# Aim
Reproduce the records exactly.

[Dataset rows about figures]

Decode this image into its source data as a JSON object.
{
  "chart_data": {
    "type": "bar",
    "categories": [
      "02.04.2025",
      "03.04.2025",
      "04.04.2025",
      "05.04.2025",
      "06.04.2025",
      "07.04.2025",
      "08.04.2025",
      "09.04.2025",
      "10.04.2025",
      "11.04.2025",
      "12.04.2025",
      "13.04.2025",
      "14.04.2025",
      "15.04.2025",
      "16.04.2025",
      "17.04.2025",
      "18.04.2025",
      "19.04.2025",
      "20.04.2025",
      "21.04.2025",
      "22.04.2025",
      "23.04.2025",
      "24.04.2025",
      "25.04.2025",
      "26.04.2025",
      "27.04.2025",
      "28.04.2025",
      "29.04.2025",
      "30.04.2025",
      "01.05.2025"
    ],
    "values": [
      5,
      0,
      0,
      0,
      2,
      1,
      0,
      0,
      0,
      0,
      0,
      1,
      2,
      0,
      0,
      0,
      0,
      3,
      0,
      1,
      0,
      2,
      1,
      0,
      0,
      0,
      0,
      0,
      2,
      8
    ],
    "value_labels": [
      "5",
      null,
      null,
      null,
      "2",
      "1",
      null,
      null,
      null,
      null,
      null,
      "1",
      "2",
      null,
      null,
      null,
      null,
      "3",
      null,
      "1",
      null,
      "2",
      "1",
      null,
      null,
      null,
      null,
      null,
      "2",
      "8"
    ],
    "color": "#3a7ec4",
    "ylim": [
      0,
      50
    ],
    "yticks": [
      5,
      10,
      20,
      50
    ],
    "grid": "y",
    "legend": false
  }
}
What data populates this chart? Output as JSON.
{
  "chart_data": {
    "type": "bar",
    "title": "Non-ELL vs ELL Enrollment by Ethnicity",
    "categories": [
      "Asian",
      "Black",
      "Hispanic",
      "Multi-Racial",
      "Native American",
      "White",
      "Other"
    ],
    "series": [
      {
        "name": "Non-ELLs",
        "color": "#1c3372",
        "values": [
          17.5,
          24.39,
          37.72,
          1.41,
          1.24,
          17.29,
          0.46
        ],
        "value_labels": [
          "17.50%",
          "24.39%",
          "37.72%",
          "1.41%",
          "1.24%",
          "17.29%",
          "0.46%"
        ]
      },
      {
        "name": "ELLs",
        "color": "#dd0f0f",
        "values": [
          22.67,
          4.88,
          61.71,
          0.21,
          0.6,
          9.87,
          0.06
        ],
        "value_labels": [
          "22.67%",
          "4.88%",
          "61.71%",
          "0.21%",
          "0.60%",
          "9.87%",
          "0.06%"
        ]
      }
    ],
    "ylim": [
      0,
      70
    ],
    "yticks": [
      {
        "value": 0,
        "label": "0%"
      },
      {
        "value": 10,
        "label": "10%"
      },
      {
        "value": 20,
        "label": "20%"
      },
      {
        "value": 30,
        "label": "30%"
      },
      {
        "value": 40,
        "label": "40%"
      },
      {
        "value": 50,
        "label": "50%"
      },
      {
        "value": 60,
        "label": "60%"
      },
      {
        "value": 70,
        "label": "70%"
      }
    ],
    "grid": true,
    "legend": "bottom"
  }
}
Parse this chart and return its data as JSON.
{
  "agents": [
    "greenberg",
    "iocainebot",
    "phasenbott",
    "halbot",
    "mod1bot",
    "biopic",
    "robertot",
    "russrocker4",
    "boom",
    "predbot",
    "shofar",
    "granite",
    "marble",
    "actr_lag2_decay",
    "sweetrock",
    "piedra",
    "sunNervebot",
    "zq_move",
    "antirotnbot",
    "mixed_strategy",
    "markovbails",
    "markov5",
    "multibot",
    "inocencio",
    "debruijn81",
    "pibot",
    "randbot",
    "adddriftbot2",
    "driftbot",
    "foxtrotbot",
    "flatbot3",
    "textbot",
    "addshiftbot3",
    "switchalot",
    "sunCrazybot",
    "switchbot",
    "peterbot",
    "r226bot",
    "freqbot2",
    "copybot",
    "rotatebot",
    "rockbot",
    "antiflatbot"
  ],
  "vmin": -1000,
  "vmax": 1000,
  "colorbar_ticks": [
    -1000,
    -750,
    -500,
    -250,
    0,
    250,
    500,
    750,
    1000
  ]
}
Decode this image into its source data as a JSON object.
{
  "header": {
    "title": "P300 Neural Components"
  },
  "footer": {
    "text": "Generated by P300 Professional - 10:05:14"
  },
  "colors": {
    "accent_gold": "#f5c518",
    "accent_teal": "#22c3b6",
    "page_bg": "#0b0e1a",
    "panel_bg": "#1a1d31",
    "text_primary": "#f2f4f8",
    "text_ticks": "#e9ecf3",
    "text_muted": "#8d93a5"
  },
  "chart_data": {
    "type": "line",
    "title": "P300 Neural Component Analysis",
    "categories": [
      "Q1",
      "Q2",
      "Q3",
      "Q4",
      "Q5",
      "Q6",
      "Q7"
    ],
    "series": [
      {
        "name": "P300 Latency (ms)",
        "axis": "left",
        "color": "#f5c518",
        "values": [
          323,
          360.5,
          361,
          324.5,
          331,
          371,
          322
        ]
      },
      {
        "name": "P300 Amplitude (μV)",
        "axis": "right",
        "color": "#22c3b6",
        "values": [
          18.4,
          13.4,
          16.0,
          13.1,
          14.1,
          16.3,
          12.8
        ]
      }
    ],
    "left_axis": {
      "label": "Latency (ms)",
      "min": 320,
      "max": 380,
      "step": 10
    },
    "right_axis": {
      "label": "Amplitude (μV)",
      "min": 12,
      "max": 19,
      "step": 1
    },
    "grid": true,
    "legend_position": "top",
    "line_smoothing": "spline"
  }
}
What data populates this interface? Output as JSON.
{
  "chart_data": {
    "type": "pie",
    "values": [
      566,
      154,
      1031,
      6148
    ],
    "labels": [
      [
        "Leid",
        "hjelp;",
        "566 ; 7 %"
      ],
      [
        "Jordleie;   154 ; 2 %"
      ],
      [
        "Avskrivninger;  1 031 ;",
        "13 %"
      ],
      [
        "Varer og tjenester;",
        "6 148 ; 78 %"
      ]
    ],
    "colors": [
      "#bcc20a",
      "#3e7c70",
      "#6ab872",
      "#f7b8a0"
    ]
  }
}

# The result
Decode this image into its source data as a JSON object.
{
  "chart_data": {
    "type": "bar",
    "categories": [
      "02.04.2025",
      "03.04.2025",
      "04.04.2025",
      "05.04.2025",
      "06.04.2025",
      "07.04.2025",
      "08.04.2025",
      "09.04.2025",
      "10.04.2025",
      "11.04.2025",
      "12.04.2025",
      "13.04.2025",
      "14.04.2025",
      "15.04.2025",
      "16.04.2025",
      "17.04.2025",
      "18.04.2025",
      "19.04.2025",
      "20.04.2025",
      "21.04.2025",
      "22.04.2025",
      "23.04.2025",
      "24.04.2025",
      "25.04.2025",
      "26.04.2025",
      "27.04.2025",
      "28.04.2025",
      "29.04.2025",
      "30.04.2025",
      "01.05.2025"
    ],
    "values": [
      5,
      0,
      0,
      0,
      2,
      1,
      0,
      0,
      0,
      0,
      0,
      1,
      2,
      0,
      0,
      0,
      0,
      3,
      0,
      1,
      0,
      2,
      1,
      0,
      0,
      0,
      0,
      0,
      2,
      8
    ],
    "value_labels": [
      "5",
      null,
      null,
      null,
      "2",
      "1",
      null,
      null,
      null,
      null,
      null,
      "1",
      "2",
      null,
      null,
      null,
      null,
      "3",
      null,
      "1",
      null,
      "2",
      "1",
      null,
      null,
      null,
      null,
      null,
      "2",
      "8"
    ],
    "color": "#3a7ec4",
    "ylim": [
      0,
      50
    ],
    "yticks": [
      5,
      10,
      20,
      50
    ],
    "grid": "y",
    "legend": false
  }
}
What data populates this chart? Output as JSON.
{
  "chart_data": {
    "type": "bar",
    "title": "Non-ELL vs ELL Enrollment by Ethnicity",
    "categories": [
      "Asian",
      "Black",
      "Hispanic",
      "Multi-Racial",
      "Native American",
      "White",
      "Other"
    ],
    "series": [
      {
        "name": "Non-ELLs",
        "color": "#1c3372",
        "values": [
          17.5,
          24.39,
          37.72,
          1.41,
          1.24,
          17.29,
          0.46
        ],
        "value_labels": [
          "17.50%",
          "24.39%",
          "37.72%",
          "1.41%",
          "1.24%",
          "17.29%",
          "0.46%"
        ]
      },
      {
        "name": "ELLs",
        "color": "#dd0f0f",
        "values": [
          22.67,
          4.88,
          61.71,
          0.21,
          0.6,
          9.87,
          0.06
        ],
        "value_labels": [
          "22.67%",
          "4.88%",
          "61.71%",
          "0.21%",
          "0.60%",
          "9.87%",
          "0.06%"
        ]
      }
    ],
    "ylim": [
      0,
      70
    ],
    "yticks": [
      {
        "value": 0,
        "label": "0%"
      },
      {
        "value": 10,
        "label": "10%"
      },
      {
        "value": 20,
        "label": "20%"
      },
      {
        "value": 30,
        "label": "30%"
      },
      {
        "value": 40,
        "label": "40%"
      },
      {
        "value": 50,
        "label": "50%"
      },
      {
        "value": 60,
        "label": "60%"
      },
      {
        "value": 70,
        "label": "70%"
      }
    ],
    "grid": true,
    "legend": "bottom"
  }
}
Parse this chart and return its data as JSON.
{
  "agents": [
    "greenberg",
    "iocainebot",
    "phasenbott",
    "halbot",
    "mod1bot",
    "biopic",
    "robertot",
    "russrocker4",
    "boom",
    "predbot",
    "shofar",
    "granite",
    "marble",
    "actr_lag2_decay",
    "sweetrock",
    "piedra",
    "sunNervebot",
    "zq_move",
    "antirotnbot",
    "mixed_strategy",
    "markovbails",
    "markov5",
    "multibot",
    "inocencio",
    "debruijn81",
    "pibot",
    "randbot",
    "adddriftbot2",
    "driftbot",
    "foxtrotbot",
    "flatbot3",
    "textbot",
    "addshiftbot3",
    "switchalot",
    "sunCrazybot",
    "switchbot",
    "peterbot",
    "r226bot",
    "freqbot2",
    "copybot",
    "rotatebot",
    "rockbot",
    "antiflatbot"
  ],
  "vmin": -1000,
  "vmax": 1000,
  "colorbar_ticks": [
    -1000,
    -750,
    -500,
    -250,
    0,
    250,
    500,
    750,
    1000
  ]
}
Decode this image into its source data as a JSON object.
{
  "header": {
    "title": "P300 Neural Components"
  },
  "footer": {
    "text": "Generated by P300 Professional - 10:05:14"
  },
  "colors": {
    "accent_gold": "#f5c518",
    "accent_teal": "#22c3b6",
    "page_bg": "#0b0e1a",
    "panel_bg": "#1a1d31",
    "text_primary": "#f2f4f8",
    "text_ticks": "#e9ecf3",
    "text_muted": "#8d93a5"
  },
  "chart_data": {
    "type": "line",
    "title": "P300 Neural Component Analysis",
    "categories": [
      "Q1",
      "Q2",
      "Q3",
      "Q4",
      "Q5",
      "Q6",
      "Q7"
    ],
    "series": [
      {
        "name": "P300 Latency (ms)",
        "axis": "left",
        "color": "#f5c518",
        "values": [
          323,
          360.5,
          361,
          324.5,
          331,
          371,
          322
        ]
      },
      {
        "name": "P300 Amplitude (μV)",
        "axis": "right",
        "color": "#22c3b6",
        "values": [
          18.4,
          13.4,
          16.0,
          13.1,
          14.1,
          16.3,
          12.8
        ]
      }
    ],
    "left_axis": {
      "label": "Latency (ms)",
      "min": 320,
      "max": 380,
      "step": 10
    },
    "right_axis": {
      "label": "Amplitude (μV)",
      "min": 12,
      "max": 19,
      "step": 1
    },
    "grid": true,
    "legend_position": "top",
    "line_smoothing": "spline"
  }
}
What data populates this interface? Output as JSON.
{
  "chart_data": {
    "type": "pie",
    "values": [
      566,
      154,
      1031,
      6148
    ],
    "labels": [
      [
        "Leid",
        "hjelp;",
        "566 ; 7 %"
      ],
      [
        "Jordleie;   154 ; 2 %"
      ],
      [
        "Avskrivninger;  1 031 ;",
        "13 %"
      ],
      [
        "Varer og tjenester;",
        "6 148 ; 78 %"
      ]
    ],
    "colors": [
      "#bcc20a",
      "#3e7c70",
      "#6ab872",
      "#f7b8a0"
    ]
  }
}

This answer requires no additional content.